[Stored data entries]
════════════════════

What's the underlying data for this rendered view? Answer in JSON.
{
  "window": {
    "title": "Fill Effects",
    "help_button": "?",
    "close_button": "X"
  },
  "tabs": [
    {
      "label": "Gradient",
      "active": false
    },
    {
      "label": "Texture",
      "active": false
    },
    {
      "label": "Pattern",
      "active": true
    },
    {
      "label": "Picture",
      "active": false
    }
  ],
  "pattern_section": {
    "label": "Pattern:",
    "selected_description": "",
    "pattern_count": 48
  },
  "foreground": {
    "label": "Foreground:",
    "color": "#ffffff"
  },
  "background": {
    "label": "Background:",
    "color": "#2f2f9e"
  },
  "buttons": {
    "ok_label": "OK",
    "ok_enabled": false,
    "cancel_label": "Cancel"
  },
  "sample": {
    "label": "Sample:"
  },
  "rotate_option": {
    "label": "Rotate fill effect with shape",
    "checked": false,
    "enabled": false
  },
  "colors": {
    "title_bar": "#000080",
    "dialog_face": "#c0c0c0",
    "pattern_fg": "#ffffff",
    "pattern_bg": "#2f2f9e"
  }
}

════════════════════

REQUIREMENTS: All of the lines above must be returned exactly.

EXERCISE ANSWER:
What's the underlying data for this rendered view? Answer in JSON.
{
  "window": {
    "title": "Fill Effects",
    "help_button": "?",
    "close_button": "X"
  },
  "tabs": [
    {
      "label": "Gradient",
      "active": false
    },
    {
      "label": "Texture",
      "active": false
    },
    {
      "label": "Pattern",
      "active": true
    },
    {
      "label": "Picture",
      "active": false
    }
  ],
  "pattern_section": {
    "label": "Pattern:",
    "selected_description": "",
    "pattern_count": 48
  },
  "foreground": {
    "label": "Foreground:",
    "color": "#ffffff"
  },
  "background": {
    "label": "Background:",
    "color": "#2f2f9e"
  },
  "buttons": {
    "ok_label": "OK",
    "ok_enabled": false,
    "cancel_label": "Cancel"
  },
  "sample": {
    "label": "Sample:"
  },
  "rotate_option": {
    "label": "Rotate fill effect with shape",
    "checked": false,
    "enabled": false
  },
  "colors": {
    "title_bar": "#000080",
    "dialog_face": "#c0c0c0",
    "pattern_fg": "#ffffff",
    "pattern_bg": "#2f2f9e"
  }
}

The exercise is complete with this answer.